모음집에서 가져온 자료:
^^^^^^^^^^^^^^^^

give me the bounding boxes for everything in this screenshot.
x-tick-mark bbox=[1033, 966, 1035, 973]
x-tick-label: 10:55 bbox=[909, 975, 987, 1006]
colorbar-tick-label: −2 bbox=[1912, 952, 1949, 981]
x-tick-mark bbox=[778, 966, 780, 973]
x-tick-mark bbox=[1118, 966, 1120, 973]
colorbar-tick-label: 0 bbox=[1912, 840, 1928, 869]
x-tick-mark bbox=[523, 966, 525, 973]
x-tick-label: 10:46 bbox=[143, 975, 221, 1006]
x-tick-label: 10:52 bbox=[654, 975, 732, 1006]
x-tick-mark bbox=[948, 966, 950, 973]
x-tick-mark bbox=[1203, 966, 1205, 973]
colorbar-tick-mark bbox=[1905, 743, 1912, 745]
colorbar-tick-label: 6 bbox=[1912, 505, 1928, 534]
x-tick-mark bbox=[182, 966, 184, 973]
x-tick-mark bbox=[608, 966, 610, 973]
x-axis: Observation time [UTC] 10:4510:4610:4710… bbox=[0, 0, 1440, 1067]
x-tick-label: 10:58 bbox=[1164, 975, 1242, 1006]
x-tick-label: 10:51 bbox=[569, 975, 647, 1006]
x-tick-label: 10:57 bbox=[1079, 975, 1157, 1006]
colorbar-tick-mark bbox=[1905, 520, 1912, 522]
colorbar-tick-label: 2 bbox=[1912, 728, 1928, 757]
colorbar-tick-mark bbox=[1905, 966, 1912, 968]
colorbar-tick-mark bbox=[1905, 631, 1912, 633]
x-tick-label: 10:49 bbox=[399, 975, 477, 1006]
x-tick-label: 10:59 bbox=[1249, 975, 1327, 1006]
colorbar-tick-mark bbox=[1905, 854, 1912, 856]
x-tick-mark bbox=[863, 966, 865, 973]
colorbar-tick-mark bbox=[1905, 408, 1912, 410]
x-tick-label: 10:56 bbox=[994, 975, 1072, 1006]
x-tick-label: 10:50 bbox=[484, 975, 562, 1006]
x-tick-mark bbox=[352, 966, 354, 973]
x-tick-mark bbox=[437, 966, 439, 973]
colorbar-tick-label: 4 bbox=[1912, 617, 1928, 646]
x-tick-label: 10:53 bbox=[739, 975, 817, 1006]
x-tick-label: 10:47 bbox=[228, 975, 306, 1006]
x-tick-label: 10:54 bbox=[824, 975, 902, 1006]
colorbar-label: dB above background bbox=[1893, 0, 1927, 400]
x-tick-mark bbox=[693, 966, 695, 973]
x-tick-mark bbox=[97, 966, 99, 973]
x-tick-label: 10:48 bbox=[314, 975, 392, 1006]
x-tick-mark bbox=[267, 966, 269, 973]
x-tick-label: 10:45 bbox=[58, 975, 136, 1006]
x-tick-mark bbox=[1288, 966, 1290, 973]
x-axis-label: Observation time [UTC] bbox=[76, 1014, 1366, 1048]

^^^^^^^^^^^^^^^^

위 자료의 첫 줄부터 "x-tick-mark bbox=[352, 966, 354, 973]"가 들어 있는 줄까지, 그 줄을 포함하여 한 글자도 바꾸지 말고 그대로 베껴 쓰시오.

• 과제 답안:
give me the bounding boxes for everything in this screenshot.
x-tick-mark bbox=[1033, 966, 1035, 973]
x-tick-label: 10:55 bbox=[909, 975, 987, 1006]
colorbar-tick-label: −2 bbox=[1912, 952, 1949, 981]
x-tick-mark bbox=[778, 966, 780, 973]
x-tick-mark bbox=[1118, 966, 1120, 973]
colorbar-tick-label: 0 bbox=[1912, 840, 1928, 869]
x-tick-mark bbox=[523, 966, 525, 973]
x-tick-label: 10:46 bbox=[143, 975, 221, 1006]
x-tick-label: 10:52 bbox=[654, 975, 732, 1006]
x-tick-mark bbox=[948, 966, 950, 973]
x-tick-mark bbox=[1203, 966, 1205, 973]
colorbar-tick-mark bbox=[1905, 743, 1912, 745]
colorbar-tick-label: 6 bbox=[1912, 505, 1928, 534]
x-tick-mark bbox=[182, 966, 184, 973]
x-tick-mark bbox=[608, 966, 610, 973]
x-axis: Observation time [UTC] 10:4510:4610:4710… bbox=[0, 0, 1440, 1067]
x-tick-label: 10:58 bbox=[1164, 975, 1242, 1006]
x-tick-label: 10:51 bbox=[569, 975, 647, 1006]
x-tick-label: 10:57 bbox=[1079, 975, 1157, 1006]
colorbar-tick-mark bbox=[1905, 520, 1912, 522]
colorbar-tick-label: 2 bbox=[1912, 728, 1928, 757]
colorbar-tick-mark bbox=[1905, 966, 1912, 968]
colorbar-tick-mark bbox=[1905, 631, 1912, 633]
x-tick-label: 10:49 bbox=[399, 975, 477, 1006]
x-tick-label: 10:59 bbox=[1249, 975, 1327, 1006]
colorbar-tick-mark bbox=[1905, 854, 1912, 856]
x-tick-mark bbox=[863, 966, 865, 973]
colorbar-tick-mark bbox=[1905, 408, 1912, 410]
x-tick-label: 10:56 bbox=[994, 975, 1072, 1006]
x-tick-label: 10:50 bbox=[484, 975, 562, 1006]
x-tick-mark bbox=[352, 966, 354, 973]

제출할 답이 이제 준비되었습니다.